* TASK REQUIREMENTS:
(A) Rewrite the entries from the line containing "prohibited-icon[interactable] xyxy=(47,455,83,471)" down to the line containing "clip-corner-handle[interactable] xyxy=(570,482,573,485)", renaming "clip-trim-handle" to "trim-grip" and leaving everything else unchanged.
(B) Continue the membarrier patch discussion from the point where it stops.
# TEXT PROVIDED start
Re: [PATCH 4/8] membarrier: Make the post-switch-mm barrier explicit

From: Nicholas Piggin
Date: Fri Jun 18 2021 - 22:53:45 EST


Excerpts from Andy Lutomirski's message of June 18, 2021 9:49 am:
> On 6/16/21 11:51 PM, Nicholas Piggin wrote:
>> Excerpts from Andy Lutomirski's message of June 17, 2021 3:32 pm:
>>> On Wed, Jun 16, 2021, at 7:57 PM, Andy Lutomirski wrote:
>>>>
>>>>
>>>> On Wed, Jun 16, 2021, at 6:37 PM, Nicholas Piggin wrote:
>>>>> Excerpts from Andy Lutomirski's message of June 17, 2021 4:41 am:
>>>>>> On 6/16/21 12:35 AM, Peter Zijlstra wrote:
>>>>>>> On Wed, Jun 16, 2021 at 02:19:49PM +1000, Nicholas Piggin wrote:
>>>>>>>> Excerpts from Andy Lutomirski's message of June 16, 2021 1:21 pm:
>>>>>>>>> membarrier() needs a barrier after any CPU changes mm. There is currently
>>>>>>>>> a comment explaining why this barrier probably exists in all cases. This
>>>>>>>>> is very fragile -- any change to the relevant parts of the scheduler
>>>>>>>>> might get rid of these barriers, and it's not really clear to me that
>>>>>>>>> the barrier actually exists in all necessary cases.
>>>>>>>>
>>>>>>>> The comments and barriers in the mmdrop() hunks? I don't see what is
>>>>>>>> fragile or maybe-buggy about this. The barrier definitely exists.
# TEXT PROVIDED end
# DATA SECTION start
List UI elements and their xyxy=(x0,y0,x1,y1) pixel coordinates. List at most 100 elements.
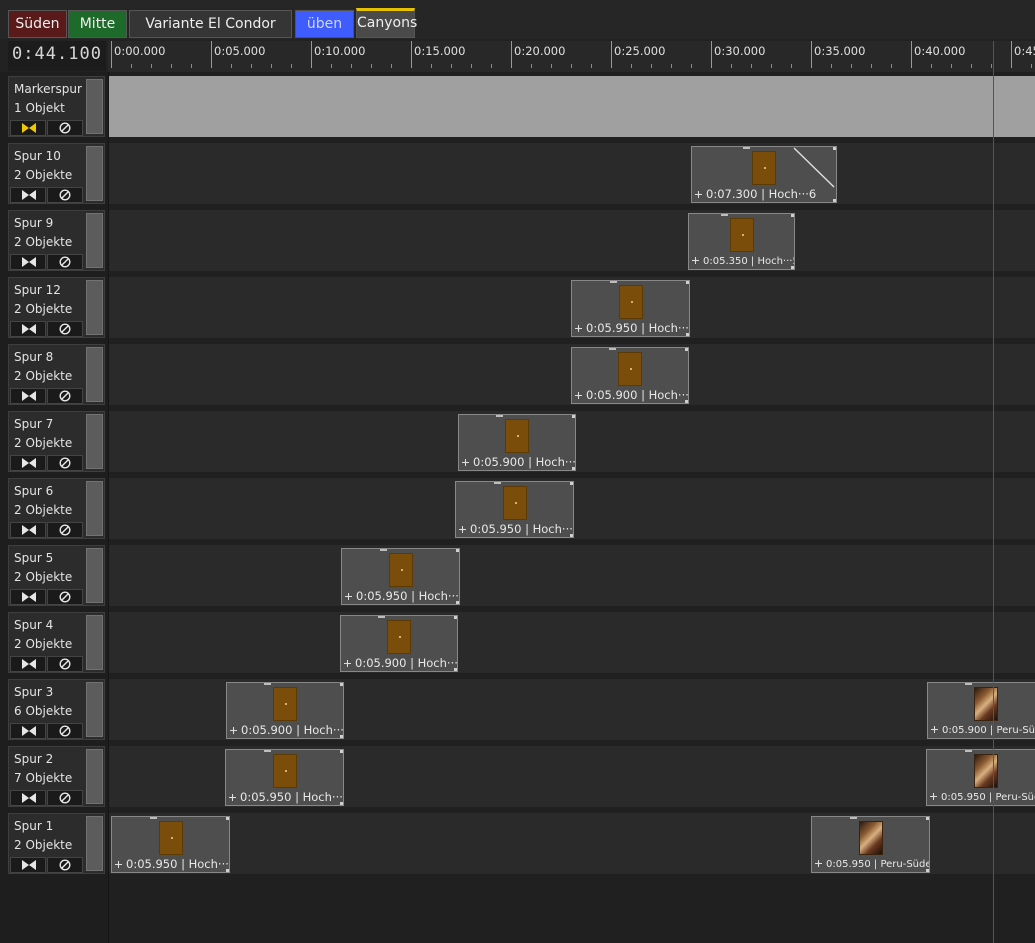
prohibited-icon[interactable] xyxy=(47,455,83,471)
photo-clip[interactable]: 0:05.900 | Peru-Süde... xyxy=(927,682,1035,739)
clip-trim-handle[interactable] xyxy=(609,348,616,350)
tab-üben[interactable]: üben xyxy=(295,10,354,38)
clip-trim-handle[interactable] xyxy=(743,147,750,149)
track-header[interactable]: Spur 5 2 Objekte xyxy=(8,545,105,606)
track-collapse-handle[interactable] xyxy=(86,548,103,603)
tab-variante-el-condor-pasa[interactable]: Variante El Condor Pasa xyxy=(129,10,292,58)
bowtie-icon[interactable] xyxy=(10,723,46,739)
clip-corner-handle[interactable] xyxy=(570,482,573,485)
bowtie-icon[interactable] xyxy=(10,388,46,404)
bowtie-icon[interactable] xyxy=(10,522,46,538)
media-clip[interactable]: 0:05.950 | Hoch···1 xyxy=(111,816,230,873)
clip-trim-handle[interactable] xyxy=(609,281,617,283)
tab-canyons[interactable]: Canyons xyxy=(356,8,417,38)
clip-trim-handle[interactable] xyxy=(493,482,501,484)
clip-corner-handle[interactable] xyxy=(572,415,575,418)
track-collapse-handle[interactable] xyxy=(86,347,103,402)
clip-trim-handle[interactable] xyxy=(379,549,387,551)
track-lane[interactable] xyxy=(109,545,1035,606)
marker-lane[interactable] xyxy=(109,76,1035,137)
media-clip[interactable]: 0:05.900 | Hoch···2 xyxy=(340,615,458,672)
track-header[interactable]: Spur 3 6 Objekte xyxy=(8,679,105,740)
clip-corner-handle[interactable] xyxy=(340,683,343,686)
clip-trim-handle[interactable] xyxy=(849,817,857,819)
photo-clip[interactable]: 0:05.950 | Peru-Süde... xyxy=(926,749,1035,806)
prohibited-icon[interactable] xyxy=(47,522,83,538)
bowtie-icon[interactable] xyxy=(10,656,46,672)
bowtie-icon[interactable] xyxy=(10,589,46,605)
clip-corner-handle[interactable] xyxy=(340,750,343,753)
track-header[interactable]: Spur 2 7 Objekte xyxy=(8,746,105,807)
prohibited-icon[interactable] xyxy=(47,187,83,203)
prohibited-icon[interactable] xyxy=(47,254,83,270)
bowtie-icon[interactable] xyxy=(10,455,46,471)
track-collapse-handle[interactable] xyxy=(86,749,103,804)
prohibited-icon[interactable] xyxy=(47,790,83,806)
clip-corner-handle[interactable] xyxy=(686,281,689,284)
photo-clip[interactable]: 0:05.950 | Peru-Süde... xyxy=(811,816,930,873)
bowtie-icon[interactable] xyxy=(10,790,46,806)
clip-trim-handle[interactable] xyxy=(965,683,972,685)
track-collapse-handle[interactable] xyxy=(86,682,103,737)
clip-trim-handle[interactable] xyxy=(496,415,503,417)
track-collapse-handle[interactable] xyxy=(86,213,103,268)
clip-trim-handle[interactable] xyxy=(264,683,271,685)
media-clip[interactable]: 0:07.300 | Hoch···6 xyxy=(691,146,837,203)
track-lane[interactable] xyxy=(109,612,1035,673)
bowtie-icon[interactable] xyxy=(10,857,46,873)
clip-corner-handle[interactable] xyxy=(685,348,688,351)
track-collapse-handle[interactable] xyxy=(86,481,103,536)
media-clip[interactable]: 0:05.350 | Hoch···5 xyxy=(688,213,795,270)
bowtie-icon[interactable] xyxy=(10,254,46,270)
time-ruler[interactable]: 0:00.000 0:05.000 0:10.000 0:15.000 0:20.000… xyxy=(108,41,1035,72)
clip-corner-handle[interactable] xyxy=(833,199,836,202)
clip-trim-handle[interactable] xyxy=(378,616,385,618)
media-clip[interactable]: 0:05.950 | Hoch···3 xyxy=(341,548,460,605)
track-collapse-handle[interactable] xyxy=(86,280,103,335)
clip-corner-handle[interactable] xyxy=(454,616,457,619)
track-lane[interactable] xyxy=(109,143,1035,204)
track-lane[interactable] xyxy=(109,210,1035,271)
prohibited-icon[interactable] xyxy=(47,388,83,404)
track-header[interactable]: Spur 12 2 Objekte xyxy=(8,277,105,338)
tab-mitte[interactable]: Mitte xyxy=(68,10,127,38)
bowtie-icon[interactable] xyxy=(10,187,46,203)
track-header[interactable]: Spur 10 2 Objekte xyxy=(8,143,105,204)
track-header[interactable]: Spur 4 2 Objekte xyxy=(8,612,105,673)
prohibited-icon[interactable] xyxy=(47,120,83,136)
media-clip[interactable]: 0:05.950 | Hoch···5 xyxy=(571,280,690,337)
clip-corner-handle[interactable] xyxy=(226,817,229,820)
media-clip[interactable]: 0:05.950 | Hoch···1 xyxy=(225,749,344,806)
track-header[interactable]: Spur 1 2 Objekte xyxy=(8,813,105,874)
clip-trim-handle[interactable] xyxy=(720,214,728,216)
media-clip[interactable]: 0:05.950 | Hoch···3 xyxy=(455,481,574,538)
track-header[interactable]: Spur 9 2 Objekte xyxy=(8,210,105,271)
track-header[interactable]: Markerspur 1 Objekt xyxy=(8,76,105,137)
tab-süden[interactable]: Süden xyxy=(8,10,67,38)
clip-corner-handle[interactable] xyxy=(456,549,459,552)
prohibited-icon[interactable] xyxy=(47,589,83,605)
fade-out-line[interactable] xyxy=(792,147,836,189)
track-header[interactable]: Spur 8 2 Objekte xyxy=(8,344,105,405)
prohibited-icon[interactable] xyxy=(47,656,83,672)
timeline-area[interactable]: 0:07.300 | Hoch···6 0:05.350 | Hoch···5 0:… xyxy=(109,72,1035,943)
track-header[interactable]: Spur 7 2 Objekte xyxy=(8,411,105,472)
media-clip[interactable]: 0:05.900 | Hoch···4 xyxy=(571,347,689,404)
track-header[interactable]: Spur 6 2 Objekte xyxy=(8,478,105,539)
playhead[interactable] xyxy=(993,41,994,943)
bowtie-icon[interactable] xyxy=(10,321,46,337)
clip-corner-handle[interactable] xyxy=(791,214,794,217)
clip-corner-handle[interactable] xyxy=(926,817,929,820)
bowtie-icon[interactable] xyxy=(10,120,46,136)
clip-trim-handle[interactable] xyxy=(964,750,972,752)
track-collapse-handle[interactable] xyxy=(86,79,103,134)
media-clip[interactable]: 0:05.900 | Hoch···4 xyxy=(458,414,576,471)
media-clip[interactable]: 0:05.900 | Hoch···2 xyxy=(226,682,344,739)
clip-trim-handle[interactable] xyxy=(149,817,157,819)
track-collapse-handle[interactable] xyxy=(86,816,103,871)
track-collapse-handle[interactable] xyxy=(86,146,103,201)
track-collapse-handle[interactable] xyxy=(86,414,103,469)
prohibited-icon[interactable] xyxy=(47,857,83,873)
clip-trim-handle[interactable] xyxy=(263,750,271,752)
prohibited-icon[interactable] xyxy=(47,723,83,739)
# DATA SECTION end
* ANSWERS TO THE EXERCISE:
(A)
prohibited-icon[interactable] xyxy=(47,455,83,471)
photo-clip[interactable]: 0:05.900 | Peru-Süde... xyxy=(927,682,1035,739)
trim-grip[interactable] xyxy=(609,348,616,350)
tab-üben[interactable]: üben xyxy=(295,10,354,38)
trim-grip[interactable] xyxy=(743,147,750,149)
track-header[interactable]: Spur 5 2 Objekte xyxy=(8,545,105,606)
track-collapse-handle[interactable] xyxy=(86,548,103,603)
tab-variante-el-condor-pasa[interactable]: Variante El Condor Pasa xyxy=(129,10,292,58)
bowtie-icon[interactable] xyxy=(10,723,46,739)
clip-corner-handle[interactable] xyxy=(570,482,573,485)

(B)
>>>>>>>>
>>>>>>>> And any change can change anything, that doesn't make it fragile. My
>>>>>>>> lazy tlb refcounting change avoids the mmdrop in some cases, but it
>>>>>>>> replaces it with smp_mb for example.
>>>>>>>
>>>>>>> I'm with Nick again, on this. You're adding extra barriers for no
>>>>>>> discernible reason, that's not generally encouraged, seeing how extra
>>>>>>> barriers is extra slow.
>>>>>>>
>>>>>>> Both mmdrop() itself, as well as the callsite have comments saying how
>>>>>>> membarrier relies on the implied barrier, what's fragile about that?
>>>>>>>
>>>>>>
>>>>>> My real motivation is that mmgrab() and mmdrop() don't actually need to
>>>>>> be full barriers. The current implementation has them being full
>>>>>> barriers, and the current implementation is quite slow. So let's try
>>>>>> that commit message again:
>>>>>>
>>>>>> membarrier() needs a barrier after any CPU changes mm. There is currently
>>>>>> a comment explaining why this barrier probably exists in all cases. The
>>>>>> logic is based on ensuring that the barrier exists on every control flow
>>>>>> path through the scheduler. It also relies on mmgrab() and mmdrop() being
>>>>>> full barriers.
>>>>>>
>>>>>> mmgrab() and mmdrop() would be better if they were not full barriers. As a
>>>>>> trivial optimization, mmgrab() could use a relaxed atomic and mmdrop()
>>>>>> could use a release on architectures that have these operations.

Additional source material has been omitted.